==== Page extract ====

Petrich is pitching an idea for re-using some of the old 520 bridge pontoons to form a breakwater on the downtown waterfront to shield a new marina in the area of Pier 48, using the Washington Street landing as a base, after the Viaduct replacement project is complete. I thought it was a great idea; in fact, with a little digging, I found that it is one that has sprung up in the imaginations of several participants in an informal challenge called Re-think/Re-use to determine the fate of the old pontoons. Dave’s idea is modest in comparison; some of the designs call for Shilshole-scale marinas sheltered behind several of the old 520 spans.

==== Record excerpts ====

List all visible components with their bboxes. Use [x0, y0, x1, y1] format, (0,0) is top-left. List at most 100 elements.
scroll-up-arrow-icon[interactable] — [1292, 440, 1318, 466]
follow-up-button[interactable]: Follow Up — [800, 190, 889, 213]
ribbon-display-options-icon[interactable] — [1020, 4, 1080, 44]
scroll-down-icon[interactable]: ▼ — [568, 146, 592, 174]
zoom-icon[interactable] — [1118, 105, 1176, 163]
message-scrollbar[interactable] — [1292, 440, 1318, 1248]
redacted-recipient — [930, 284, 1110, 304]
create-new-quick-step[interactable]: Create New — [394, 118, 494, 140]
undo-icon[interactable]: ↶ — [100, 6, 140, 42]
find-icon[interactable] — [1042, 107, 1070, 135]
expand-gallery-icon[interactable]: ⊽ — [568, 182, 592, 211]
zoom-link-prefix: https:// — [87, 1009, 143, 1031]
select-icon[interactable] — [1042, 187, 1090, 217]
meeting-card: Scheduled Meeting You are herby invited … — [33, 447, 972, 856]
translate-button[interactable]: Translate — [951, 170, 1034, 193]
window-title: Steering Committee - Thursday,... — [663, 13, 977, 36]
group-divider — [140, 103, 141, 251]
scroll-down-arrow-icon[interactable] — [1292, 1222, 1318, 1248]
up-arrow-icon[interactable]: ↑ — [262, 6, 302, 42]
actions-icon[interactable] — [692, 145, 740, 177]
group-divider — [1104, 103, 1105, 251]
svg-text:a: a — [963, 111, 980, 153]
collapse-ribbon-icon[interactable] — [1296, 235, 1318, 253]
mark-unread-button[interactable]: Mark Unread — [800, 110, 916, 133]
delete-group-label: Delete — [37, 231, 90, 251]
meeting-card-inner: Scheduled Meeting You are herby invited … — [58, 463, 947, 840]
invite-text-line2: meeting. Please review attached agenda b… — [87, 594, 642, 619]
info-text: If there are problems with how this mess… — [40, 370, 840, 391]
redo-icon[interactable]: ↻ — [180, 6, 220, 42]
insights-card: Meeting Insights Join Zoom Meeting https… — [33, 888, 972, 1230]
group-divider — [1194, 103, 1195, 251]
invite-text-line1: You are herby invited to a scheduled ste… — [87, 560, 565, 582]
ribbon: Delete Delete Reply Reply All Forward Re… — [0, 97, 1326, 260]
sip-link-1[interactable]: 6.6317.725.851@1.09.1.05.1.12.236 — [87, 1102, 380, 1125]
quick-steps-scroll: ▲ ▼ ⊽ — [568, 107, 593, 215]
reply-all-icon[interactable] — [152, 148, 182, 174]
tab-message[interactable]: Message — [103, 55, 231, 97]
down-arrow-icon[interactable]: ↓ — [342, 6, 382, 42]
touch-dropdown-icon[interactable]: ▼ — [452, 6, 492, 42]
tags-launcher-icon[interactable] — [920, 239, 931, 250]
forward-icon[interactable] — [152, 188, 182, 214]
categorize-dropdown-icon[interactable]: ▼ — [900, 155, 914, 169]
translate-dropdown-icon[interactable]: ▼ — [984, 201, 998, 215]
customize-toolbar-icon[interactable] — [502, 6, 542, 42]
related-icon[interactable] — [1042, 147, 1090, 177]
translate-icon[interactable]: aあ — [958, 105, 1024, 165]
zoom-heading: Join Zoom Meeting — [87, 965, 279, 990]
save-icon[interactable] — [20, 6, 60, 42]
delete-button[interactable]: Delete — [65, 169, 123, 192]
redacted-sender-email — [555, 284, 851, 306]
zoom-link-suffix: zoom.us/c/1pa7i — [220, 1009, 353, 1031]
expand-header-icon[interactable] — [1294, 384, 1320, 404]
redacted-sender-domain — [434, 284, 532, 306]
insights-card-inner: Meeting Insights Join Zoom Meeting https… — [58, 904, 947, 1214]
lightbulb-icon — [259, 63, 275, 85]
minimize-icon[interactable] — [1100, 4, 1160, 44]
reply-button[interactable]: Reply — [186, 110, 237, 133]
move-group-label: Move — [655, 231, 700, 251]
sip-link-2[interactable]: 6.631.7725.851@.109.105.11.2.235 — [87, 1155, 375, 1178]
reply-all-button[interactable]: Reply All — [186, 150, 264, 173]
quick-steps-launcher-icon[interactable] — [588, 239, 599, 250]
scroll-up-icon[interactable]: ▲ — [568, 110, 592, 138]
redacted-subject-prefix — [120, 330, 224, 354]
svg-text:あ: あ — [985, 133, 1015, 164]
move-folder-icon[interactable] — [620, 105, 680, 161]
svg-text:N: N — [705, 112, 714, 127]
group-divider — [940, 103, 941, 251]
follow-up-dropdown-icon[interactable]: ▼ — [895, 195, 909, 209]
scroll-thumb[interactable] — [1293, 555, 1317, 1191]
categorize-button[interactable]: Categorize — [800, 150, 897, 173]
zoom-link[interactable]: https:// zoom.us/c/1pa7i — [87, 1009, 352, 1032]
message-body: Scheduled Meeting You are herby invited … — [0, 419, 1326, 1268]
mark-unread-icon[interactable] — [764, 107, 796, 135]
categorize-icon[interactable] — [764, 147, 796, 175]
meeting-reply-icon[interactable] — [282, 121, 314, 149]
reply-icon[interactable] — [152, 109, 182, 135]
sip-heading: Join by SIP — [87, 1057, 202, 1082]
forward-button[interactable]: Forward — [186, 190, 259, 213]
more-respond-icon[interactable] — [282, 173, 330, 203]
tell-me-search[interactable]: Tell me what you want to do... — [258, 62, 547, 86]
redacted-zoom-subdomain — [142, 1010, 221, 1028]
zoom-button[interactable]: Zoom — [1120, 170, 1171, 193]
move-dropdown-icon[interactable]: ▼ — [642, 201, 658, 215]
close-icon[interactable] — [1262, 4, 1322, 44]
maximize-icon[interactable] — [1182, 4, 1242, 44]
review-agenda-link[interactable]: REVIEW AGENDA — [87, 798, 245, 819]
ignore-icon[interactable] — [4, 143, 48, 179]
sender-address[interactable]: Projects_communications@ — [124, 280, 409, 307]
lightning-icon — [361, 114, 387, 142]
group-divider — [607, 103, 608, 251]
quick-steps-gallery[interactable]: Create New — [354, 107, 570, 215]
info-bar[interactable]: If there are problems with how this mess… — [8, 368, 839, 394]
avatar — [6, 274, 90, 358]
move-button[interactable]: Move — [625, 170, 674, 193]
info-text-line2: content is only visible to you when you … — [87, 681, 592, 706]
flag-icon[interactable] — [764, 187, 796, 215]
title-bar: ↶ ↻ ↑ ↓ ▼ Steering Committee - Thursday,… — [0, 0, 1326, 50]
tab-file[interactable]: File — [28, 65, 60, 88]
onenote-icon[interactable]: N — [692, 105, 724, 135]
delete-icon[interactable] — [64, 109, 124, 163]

====

- _Task to complete_
In the passage about reusing the old 520 bridge pontoons, what is the informal challenge to decide the pontoons' fate called?

- _Exercise answer_
Re-think/Re-use